- _INSTRUCTION_: Leave out the pictures and copy each record below exactly.

- _GIVEN RECORDS_:
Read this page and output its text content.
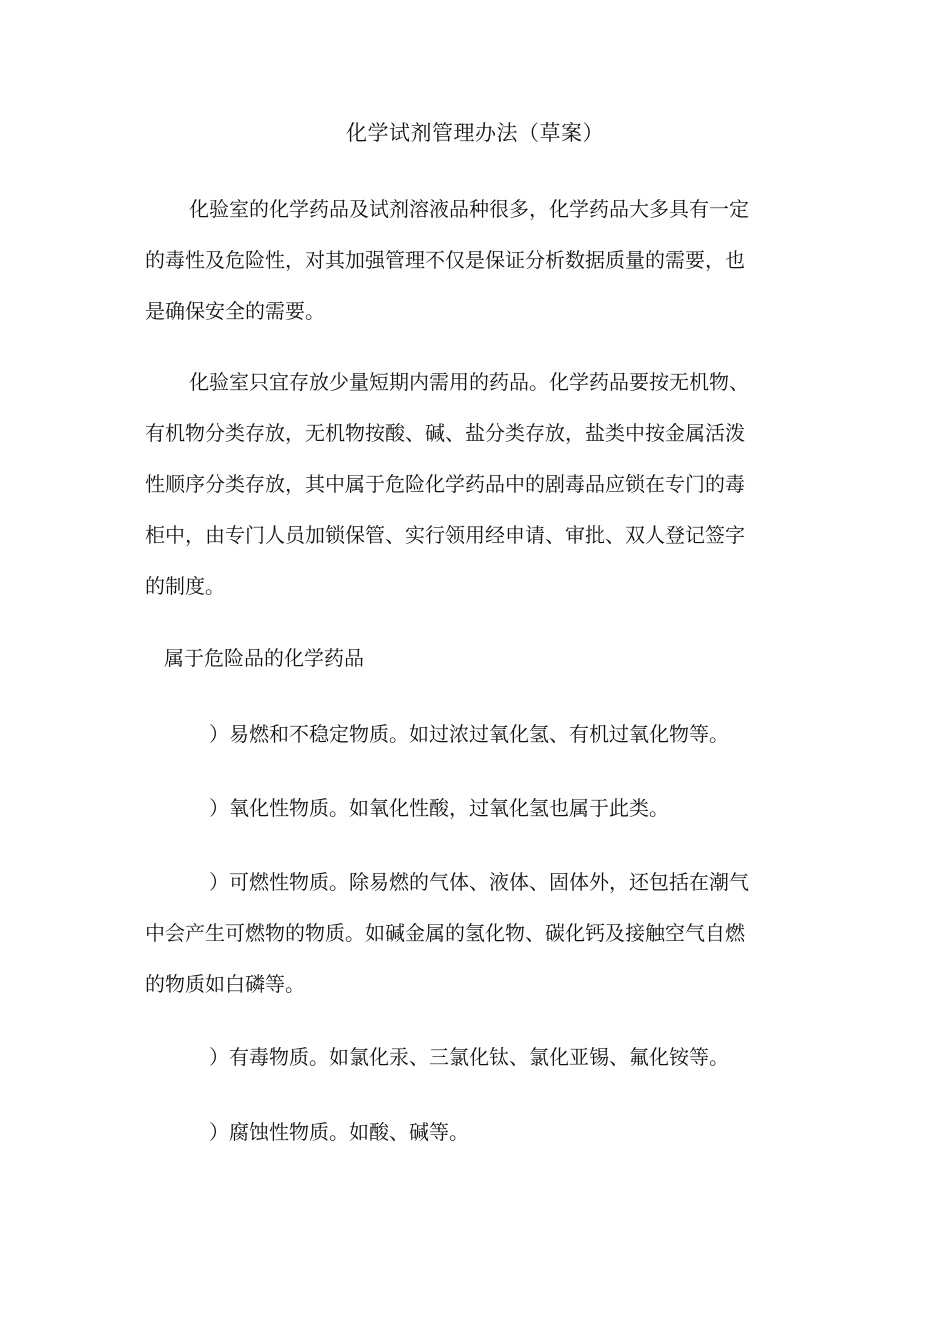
化学试剂管理办法（草案）
化验室的化学药品及试剂溶液品种很多，化学药品大多具有一定
的毒性及危险性，对其加强管理不仅是保证分析数据质量的需要，也
是确保安全的需要。
化验室只宜存放少量短期内需用的药品。化学药品要按无机物、
有机物分类存放，无机物按酸、碱、盐分类存放，盐类中按金属活泼
性顺序分类存放，其中属于危险化学药品中的剧毒品应锁在专门的毒
柜中，由专门人员加锁保管、实行领用经申请、审批、双人登记签字
的制度。
属于危险品的化学药品
）易燃和不稳定物质。如过浓过氧化氢、有机过氧化物等。
）氧化性物质。如氧化性酸，过氧化氢也属于此类。
）可燃性物质。除易燃的气体、液体、固体外，还包括在潮气
中会产生可燃物的物质。如碱金属的氢化物、碳化钙及接触空气自燃
的物质如白磷等。
）有毒物质。如氯化汞、三氯化钛、氯化亚锡、氟化铵等。
）腐蚀性物质。如酸、碱等。
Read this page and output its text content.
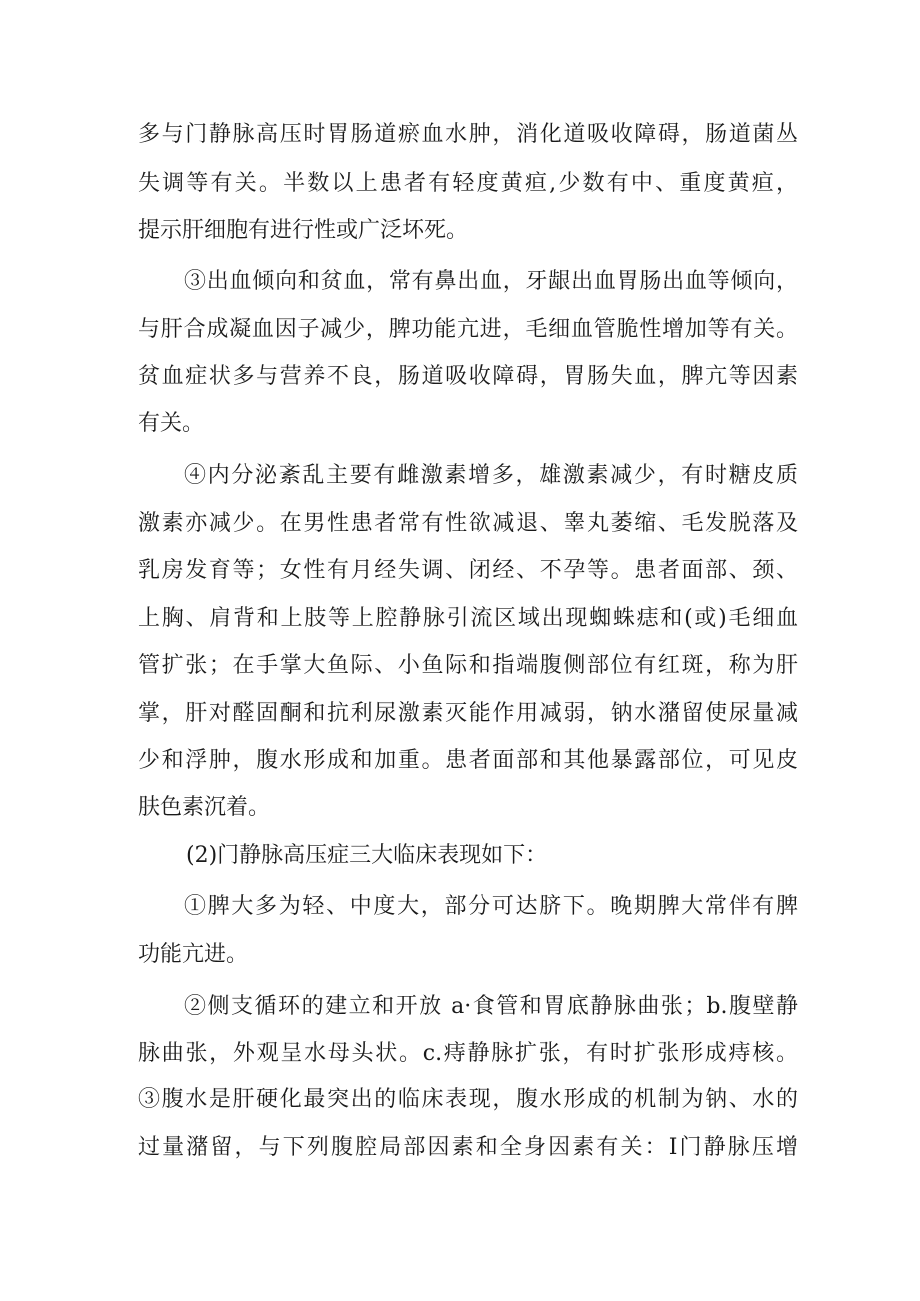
多与门静脉高压时胃肠道瘀血水肿，消化道吸收障碍，肠道菌丛
失调等有关。半数以上患者有轻度黄疸,少数有中、重度黄疸，
提示肝细胞有进行性或广泛坏死。
③出血倾向和贫血，常有鼻出血，牙龈出血胃肠出血等倾向，
与肝合成凝血因子减少，脾功能亢进，毛细血管脆性增加等有关。
贫血症状多与营养不良，肠道吸收障碍，胃肠失血，脾亢等因素
有关。
④内分泌紊乱主要有雌激素增多，雄激素减少，有时糖皮质
激素亦减少。在男性患者常有性欲减退、睾丸萎缩、毛发脱落及
乳房发育等；女性有月经失调、闭经、不孕等。患者面部、颈、
上胸、肩背和上肢等上腔静脉引流区域出现蜘蛛痣和(或)毛细血
管扩张；在手掌大鱼际、小鱼际和指端腹侧部位有红斑，称为肝
掌，肝对醛固酮和抗利尿激素灭能作用减弱，钠水潴留使尿量减
少和浮肿，腹水形成和加重。患者面部和其他暴露部位，可见皮
肤色素沉着。
(2)门静脉高压症三大临床表现如下：
①脾大多为轻、中度大，部分可达脐下。晚期脾大常伴有脾
功能亢进。
②侧支循环的建立和开放 a·食管和胃底静脉曲张；b.腹壁静
脉曲张，外观呈水母头状。c.痔静脉扩张，有时扩张形成痔核。
③腹水是肝硬化最突出的临床表现，腹水形成的机制为钠、水的
过量潴留，与下列腹腔局部因素和全身因素有关：I门静脉压增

- _RESULT OF THE TASK_:
Read this page and output its text content.
化学试剂管理办法（草案）
化验室的化学药品及试剂溶液品种很多，化学药品大多具有一定
的毒性及危险性，对其加强管理不仅是保证分析数据质量的需要，也
是确保安全的需要。
化验室只宜存放少量短期内需用的药品。化学药品要按无机物、
有机物分类存放，无机物按酸、碱、盐分类存放，盐类中按金属活泼
性顺序分类存放，其中属于危险化学药品中的剧毒品应锁在专门的毒
柜中，由专门人员加锁保管、实行领用经申请、审批、双人登记签字
的制度。
属于危险品的化学药品
）易燃和不稳定物质。如过浓过氧化氢、有机过氧化物等。
）氧化性物质。如氧化性酸，过氧化氢也属于此类。
）可燃性物质。除易燃的气体、液体、固体外，还包括在潮气
中会产生可燃物的物质。如碱金属的氢化物、碳化钙及接触空气自燃
的物质如白磷等。
）有毒物质。如氯化汞、三氯化钛、氯化亚锡、氟化铵等。
）腐蚀性物质。如酸、碱等。
Read this page and output its text content.
多与门静脉高压时胃肠道瘀血水肿，消化道吸收障碍，肠道菌丛
失调等有关。半数以上患者有轻度黄疸,少数有中、重度黄疸，
提示肝细胞有进行性或广泛坏死。
③出血倾向和贫血，常有鼻出血，牙龈出血胃肠出血等倾向，
与肝合成凝血因子减少，脾功能亢进，毛细血管脆性增加等有关。
贫血症状多与营养不良，肠道吸收障碍，胃肠失血，脾亢等因素
有关。
④内分泌紊乱主要有雌激素增多，雄激素减少，有时糖皮质
激素亦减少。在男性患者常有性欲减退、睾丸萎缩、毛发脱落及
乳房发育等；女性有月经失调、闭经、不孕等。患者面部、颈、
上胸、肩背和上肢等上腔静脉引流区域出现蜘蛛痣和(或)毛细血
管扩张；在手掌大鱼际、小鱼际和指端腹侧部位有红斑，称为肝
掌，肝对醛固酮和抗利尿激素灭能作用减弱，钠水潴留使尿量减
少和浮肿，腹水形成和加重。患者面部和其他暴露部位，可见皮
肤色素沉着。
(2)门静脉高压症三大临床表现如下：
①脾大多为轻、中度大，部分可达脐下。晚期脾大常伴有脾
功能亢进。
②侧支循环的建立和开放 a·食管和胃底静脉曲张；b.腹壁静
脉曲张，外观呈水母头状。c.痔静脉扩张，有时扩张形成痔核。
③腹水是肝硬化最突出的临床表现，腹水形成的机制为钠、水的
过量潴留，与下列腹腔局部因素和全身因素有关：I门静脉压增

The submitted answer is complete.